Goal:
Without the images, write out the whole listing exactly.
>> begin
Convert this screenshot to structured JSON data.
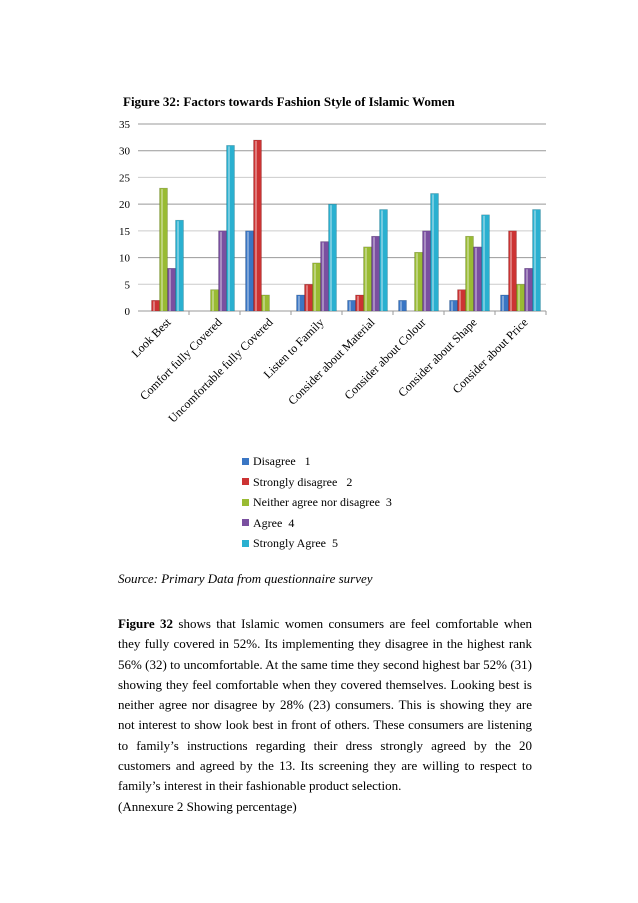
{
  "figure_title": "Figure 32: Factors towards Fashion Style of Islamic Women",
  "chart_data": {
    "type": "bar",
    "title": "Figure 32: Factors towards Fashion Style of Islamic Women",
    "categories": [
      "Look Best",
      "Comfort fully Covered",
      "Uncomfortable fully Covered",
      "Listen to Family",
      "Consider about Material",
      "Consider about  Colour",
      "Consider about Shape",
      "Consider about Price"
    ],
    "ylim": [
      0,
      35
    ],
    "yticks": [
      0,
      5,
      10,
      15,
      20,
      25,
      30,
      35
    ],
    "grid": true,
    "legend_position": "bottom",
    "series": [
      {
        "name": "Disagree   1",
        "color": "#3a76c4",
        "values": [
          0,
          0,
          15,
          3,
          2,
          2,
          2,
          3
        ]
      },
      {
        "name": "Strongly disagree   2",
        "color": "#cc3333",
        "values": [
          2,
          0,
          32,
          5,
          3,
          0,
          4,
          15
        ]
      },
      {
        "name": "Neither agree nor disagree  3",
        "color": "#99bb33",
        "values": [
          23,
          4,
          3,
          9,
          12,
          11,
          14,
          5
        ]
      },
      {
        "name": "Agree  4",
        "color": "#7a4fa0",
        "values": [
          8,
          15,
          0,
          13,
          14,
          15,
          12,
          8
        ]
      },
      {
        "name": "Strongly Agree  5",
        "color": "#2ab0d0",
        "values": [
          17,
          31,
          0,
          20,
          19,
          22,
          18,
          19
        ]
      }
    ]
  },
  "source": "Source: Primary Data from questionnaire survey",
  "body": {
    "lead": "Figure 32",
    "text": " shows that Islamic women consumers are feel comfortable when they fully covered in 52%. Its implementing they disagree in the highest rank 56% (32) to uncomfortable. At the same time they second highest bar 52% (31) showing they feel comfortable when they covered themselves. Looking best is neither agree nor disagree by 28% (23) consumers. This is showing they are not interest to show look best in front of others.  These consumers are listening to family’s instructions regarding their dress strongly agreed by the 20 customers and agreed by the 13. Its screening they are willing to respect to family’s interest in their fashionable product selection.",
    "annex": "(Annexure 2 Showing percentage)"
  }
}
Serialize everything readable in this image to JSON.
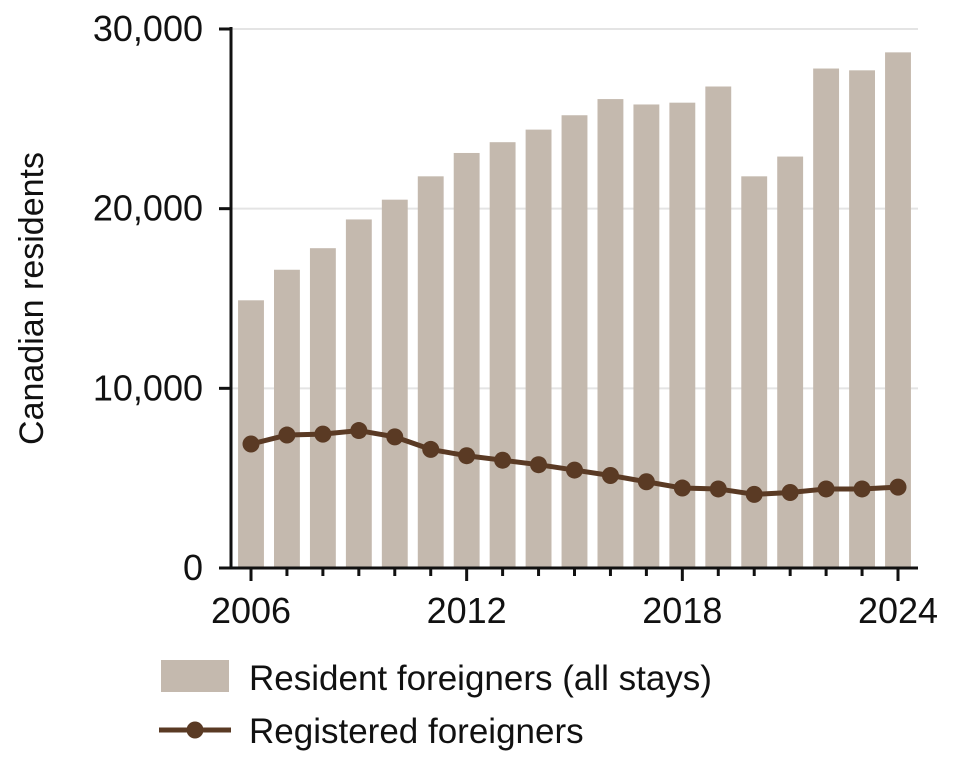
{
  "chart_data": {
    "type": "bar",
    "x": [
      2006,
      2007,
      2008,
      2009,
      2010,
      2011,
      2012,
      2013,
      2014,
      2015,
      2016,
      2017,
      2018,
      2019,
      2020,
      2021,
      2022,
      2023,
      2024
    ],
    "series": [
      {
        "name": "Resident foreigners (all stays)",
        "type": "bar",
        "color": "#c4b9ae",
        "values": [
          14900,
          16600,
          17800,
          19400,
          20500,
          21800,
          23100,
          23700,
          24400,
          25200,
          26100,
          25800,
          25900,
          26800,
          21800,
          22900,
          27800,
          27700,
          28700
        ]
      },
      {
        "name": "Registered foreigners",
        "type": "line",
        "color": "#5a3a24",
        "values": [
          6900,
          7400,
          7450,
          7650,
          7300,
          6600,
          6250,
          6000,
          5750,
          5450,
          5150,
          4800,
          4450,
          4400,
          4100,
          4200,
          4400,
          4400,
          4500
        ]
      }
    ],
    "ylabel": "Canadian residents",
    "xlabel": "",
    "ylim": [
      0,
      30000
    ],
    "y_ticks": [
      0,
      10000,
      20000,
      30000
    ],
    "y_tick_labels": [
      "0",
      "10,000",
      "20,000",
      "30,000"
    ],
    "x_ticks": [
      2006,
      2012,
      2018,
      2024
    ],
    "x_tick_labels": [
      "2006",
      "2012",
      "2018",
      "2024"
    ],
    "grid": "horizontal",
    "legend_position": "bottom"
  }
}
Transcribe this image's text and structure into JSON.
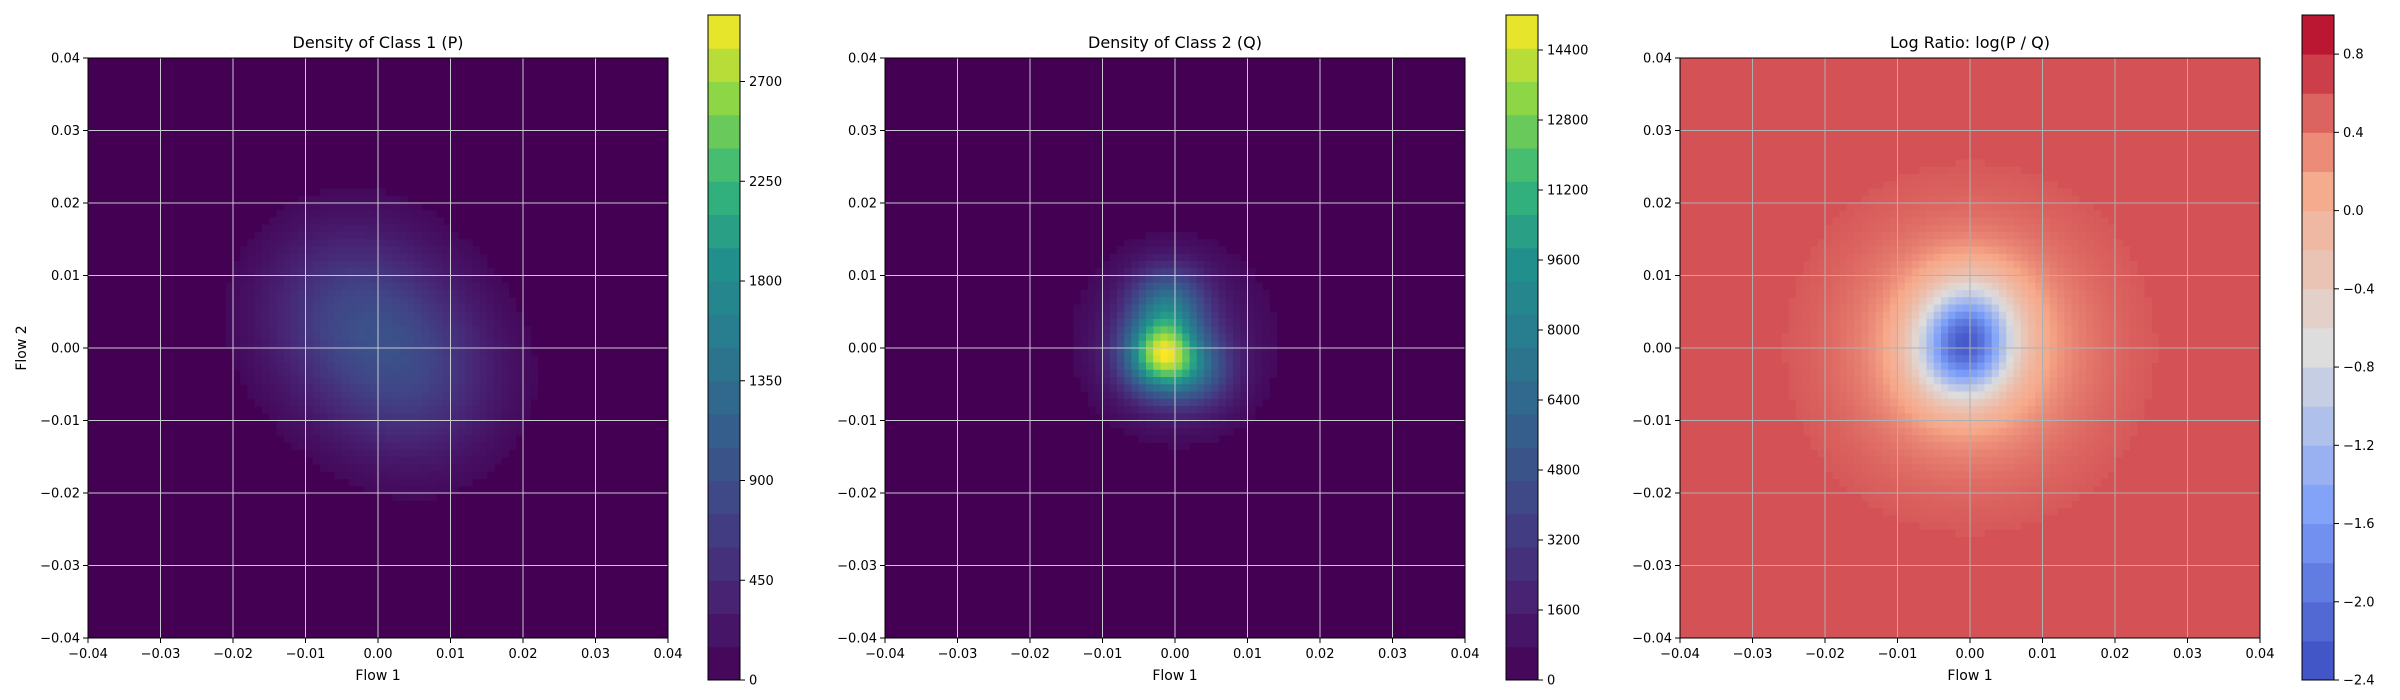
{
  "chart_data": [
    {
      "type": "heatmap",
      "title": "Density of Class 1 (P)",
      "xlabel": "Flow 1",
      "ylabel": "Flow 2",
      "xlim": [
        -0.04,
        0.04
      ],
      "ylim": [
        -0.04,
        0.04
      ],
      "xticks": [
        "−0.04",
        "−0.03",
        "−0.02",
        "−0.01",
        "0.00",
        "0.01",
        "0.02",
        "0.03",
        "0.04"
      ],
      "yticks": [
        "−0.04",
        "−0.03",
        "−0.02",
        "−0.01",
        "0.00",
        "0.01",
        "0.02",
        "0.03",
        "0.04"
      ],
      "grid": true,
      "colormap": "viridis",
      "colorbar": {
        "range": [
          0,
          3000
        ],
        "tick_values": [
          0,
          450,
          900,
          1350,
          1800,
          2250,
          2700
        ],
        "tick_labels": [
          "0",
          "450",
          "900",
          "1350",
          "1800",
          "2250",
          "2700"
        ]
      },
      "peaks": [
        {
          "x": -0.004,
          "y": 0.005,
          "value": 650
        },
        {
          "x": 0.005,
          "y": -0.004,
          "value": 600
        }
      ]
    },
    {
      "type": "heatmap",
      "title": "Density of Class 2 (Q)",
      "xlabel": "Flow 1",
      "ylabel": "",
      "xlim": [
        -0.04,
        0.04
      ],
      "ylim": [
        -0.04,
        0.04
      ],
      "xticks": [
        "−0.04",
        "−0.03",
        "−0.02",
        "−0.01",
        "0.00",
        "0.01",
        "0.02",
        "0.03",
        "0.04"
      ],
      "yticks": [
        "−0.04",
        "−0.03",
        "−0.02",
        "−0.01",
        "0.00",
        "0.01",
        "0.02",
        "0.03",
        "0.04"
      ],
      "grid": true,
      "colormap": "viridis",
      "colorbar": {
        "range": [
          0,
          15200
        ],
        "tick_values": [
          0,
          1600,
          3200,
          4800,
          6400,
          8000,
          9600,
          11200,
          12800,
          14400
        ],
        "tick_labels": [
          "0",
          "1600",
          "3200",
          "4800",
          "6400",
          "8000",
          "9600",
          "11200",
          "12800",
          "14400"
        ]
      },
      "peaks": [
        {
          "x": -0.002,
          "y": -0.001,
          "value": 11500
        },
        {
          "x": -0.001,
          "y": 0.006,
          "value": 5500
        },
        {
          "x": 0.003,
          "y": -0.003,
          "value": 4000
        }
      ]
    },
    {
      "type": "heatmap",
      "title": "Log Ratio: log(P / Q)",
      "xlabel": "Flow 1",
      "ylabel": "",
      "xlim": [
        -0.04,
        0.04
      ],
      "ylim": [
        -0.04,
        0.04
      ],
      "xticks": [
        "−0.04",
        "−0.03",
        "−0.02",
        "−0.01",
        "0.00",
        "0.01",
        "0.02",
        "0.03",
        "0.04"
      ],
      "yticks": [
        "−0.04",
        "−0.03",
        "−0.02",
        "−0.01",
        "0.00",
        "0.01",
        "0.02",
        "0.03",
        "0.04"
      ],
      "grid": true,
      "colormap": "coolwarm",
      "colorbar": {
        "range": [
          -2.4,
          1.0
        ],
        "tick_values": [
          -2.4,
          -2.0,
          -1.6,
          -1.2,
          -0.8,
          -0.4,
          0.0,
          0.4,
          0.8
        ],
        "tick_labels": [
          "−2.4",
          "−2.0",
          "−1.6",
          "−1.2",
          "−0.8",
          "−0.4",
          "0.0",
          "0.4",
          "0.8"
        ]
      },
      "features": [
        {
          "x": -0.001,
          "y": -0.001,
          "value": -2.3
        },
        {
          "x": 0.0,
          "y": 0.004,
          "value": -1.3
        }
      ],
      "background_value": 0.6
    }
  ]
}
>> end
Task result:
Convert this screenshot to structured JSON data.
{
  "figure_title": "Figure 32: Factors towards Fashion Style of Islamic Women",
  "chart_data": {
    "type": "bar",
    "title": "Figure 32: Factors towards Fashion Style of Islamic Women",
    "categories": [
      "Look Best",
      "Comfort fully Covered",
      "Uncomfortable fully Covered",
      "Listen to Family",
      "Consider about Material",
      "Consider about  Colour",
      "Consider about Shape",
      "Consider about Price"
    ],
    "ylim": [
      0,
      35
    ],
    "yticks": [
      0,
      5,
      10,
      15,
      20,
      25,
      30,
      35
    ],
    "grid": true,
    "legend_position": "bottom",
    "series": [
      {
        "name": "Disagree   1",
        "color": "#3a76c4",
        "values": [
          0,
          0,
          15,
          3,
          2,
          2,
          2,
          3
        ]
      },
      {
        "name": "Strongly disagree   2",
        "color": "#cc3333",
        "values": [
          2,
          0,
          32,
          5,
          3,
          0,
          4,
          15
        ]
      },
      {
        "name": "Neither agree nor disagree  3",
        "color": "#99bb33",
        "values": [
          23,
          4,
          3,
          9,
          12,
          11,
          14,
          5
        ]
      },
      {
        "name": "Agree  4",
        "color": "#7a4fa0",
        "values": [
          8,
          15,
          0,
          13,
          14,
          15,
          12,
          8
        ]
      },
      {
        "name": "Strongly Agree  5",
        "color": "#2ab0d0",
        "values": [
          17,
          31,
          0,
          20,
          19,
          22,
          18,
          19
        ]
      }
    ]
  },
  "source": "Source: Primary Data from questionnaire survey",
  "body": {
    "lead": "Figure 32",
    "text": " shows that Islamic women consumers are feel comfortable when they fully covered in 52%. Its implementing they disagree in the highest rank 56% (32) to uncomfortable. At the same time they second highest bar 52% (31) showing they feel comfortable when they covered themselves. Looking best is neither agree nor disagree by 28% (23) consumers. This is showing they are not interest to show look best in front of others.  These consumers are listening to family’s instructions regarding their dress strongly agreed by the 20 customers and agreed by the 13. Its screening they are willing to respect to family’s interest in their fashionable product selection.",
    "annex": "(Annexure 2 Showing percentage)"
  }
}
Serialize everything readable in this image to JSON.
{
  "chart_data": {
    "type": "bar",
    "x": [
      2006,
      2007,
      2008,
      2009,
      2010,
      2011,
      2012,
      2013,
      2014,
      2015,
      2016,
      2017,
      2018,
      2019,
      2020,
      2021,
      2022,
      2023,
      2024
    ],
    "series": [
      {
        "name": "Resident foreigners (all stays)",
        "type": "bar",
        "color": "#c4b9ae",
        "values": [
          14900,
          16600,
          17800,
          19400,
          20500,
          21800,
          23100,
          23700,
          24400,
          25200,
          26100,
          25800,
          25900,
          26800,
          21800,
          22900,
          27800,
          27700,
          28700
        ]
      },
      {
        "name": "Registered foreigners",
        "type": "line",
        "color": "#5a3a24",
        "values": [
          6900,
          7400,
          7450,
          7650,
          7300,
          6600,
          6250,
          6000,
          5750,
          5450,
          5150,
          4800,
          4450,
          4400,
          4100,
          4200,
          4400,
          4400,
          4500
        ]
      }
    ],
    "ylabel": "Canadian residents",
    "xlabel": "",
    "ylim": [
      0,
      30000
    ],
    "y_ticks": [
      0,
      10000,
      20000,
      30000
    ],
    "y_tick_labels": [
      "0",
      "10,000",
      "20,000",
      "30,000"
    ],
    "x_ticks": [
      2006,
      2012,
      2018,
      2024
    ],
    "x_tick_labels": [
      "2006",
      "2012",
      "2018",
      "2024"
    ],
    "grid": "horizontal",
    "legend_position": "bottom"
  }
}
Transcribe this image's text and structure into JSON.
{
  "chart_data": [
    {
      "type": "heatmap",
      "title": "Density of Class 1 (P)",
      "xlabel": "Flow 1",
      "ylabel": "Flow 2",
      "xlim": [
        -0.04,
        0.04
      ],
      "ylim": [
        -0.04,
        0.04
      ],
      "xticks": [
        "−0.04",
        "−0.03",
        "−0.02",
        "−0.01",
        "0.00",
        "0.01",
        "0.02",
        "0.03",
        "0.04"
      ],
      "yticks": [
        "−0.04",
        "−0.03",
        "−0.02",
        "−0.01",
        "0.00",
        "0.01",
        "0.02",
        "0.03",
        "0.04"
      ],
      "grid": true,
      "colormap": "viridis",
      "colorbar": {
        "range": [
          0,
          3000
        ],
        "tick_values": [
          0,
          450,
          900,
          1350,
          1800,
          2250,
          2700
        ],
        "tick_labels": [
          "0",
          "450",
          "900",
          "1350",
          "1800",
          "2250",
          "2700"
        ]
      },
      "peaks": [
        {
          "x": -0.004,
          "y": 0.005,
          "value": 650
        },
        {
          "x": 0.005,
          "y": -0.004,
          "value": 600
        }
      ]
    },
    {
      "type": "heatmap",
      "title": "Density of Class 2 (Q)",
      "xlabel": "Flow 1",
      "ylabel": "",
      "xlim": [
        -0.04,
        0.04
      ],
      "ylim": [
        -0.04,
        0.04
      ],
      "xticks": [
        "−0.04",
        "−0.03",
        "−0.02",
        "−0.01",
        "0.00",
        "0.01",
        "0.02",
        "0.03",
        "0.04"
      ],
      "yticks": [
        "−0.04",
        "−0.03",
        "−0.02",
        "−0.01",
        "0.00",
        "0.01",
        "0.02",
        "0.03",
        "0.04"
      ],
      "grid": true,
      "colormap": "viridis",
      "colorbar": {
        "range": [
          0,
          15200
        ],
        "tick_values": [
          0,
          1600,
          3200,
          4800,
          6400,
          8000,
          9600,
          11200,
          12800,
          14400
        ],
        "tick_labels": [
          "0",
          "1600",
          "3200",
          "4800",
          "6400",
          "8000",
          "9600",
          "11200",
          "12800",
          "14400"
        ]
      },
      "peaks": [
        {
          "x": -0.002,
          "y": -0.001,
          "value": 11500
        },
        {
          "x": -0.001,
          "y": 0.006,
          "value": 5500
        },
        {
          "x": 0.003,
          "y": -0.003,
          "value": 4000
        }
      ]
    },
    {
      "type": "heatmap",
      "title": "Log Ratio: log(P / Q)",
      "xlabel": "Flow 1",
      "ylabel": "",
      "xlim": [
        -0.04,
        0.04
      ],
      "ylim": [
        -0.04,
        0.04
      ],
      "xticks": [
        "−0.04",
        "−0.03",
        "−0.02",
        "−0.01",
        "0.00",
        "0.01",
        "0.02",
        "0.03",
        "0.04"
      ],
      "yticks": [
        "−0.04",
        "−0.03",
        "−0.02",
        "−0.01",
        "0.00",
        "0.01",
        "0.02",
        "0.03",
        "0.04"
      ],
      "grid": true,
      "colormap": "coolwarm",
      "colorbar": {
        "range": [
          -2.4,
          1.0
        ],
        "tick_values": [
          -2.4,
          -2.0,
          -1.6,
          -1.2,
          -0.8,
          -0.4,
          0.0,
          0.4,
          0.8
        ],
        "tick_labels": [
          "−2.4",
          "−2.0",
          "−1.6",
          "−1.2",
          "−0.8",
          "−0.4",
          "0.0",
          "0.4",
          "0.8"
        ]
      },
      "features": [
        {
          "x": -0.001,
          "y": -0.001,
          "value": -2.3
        },
        {
          "x": 0.0,
          "y": 0.004,
          "value": -1.3
        }
      ],
      "background_value": 0.6
    }
  ]
}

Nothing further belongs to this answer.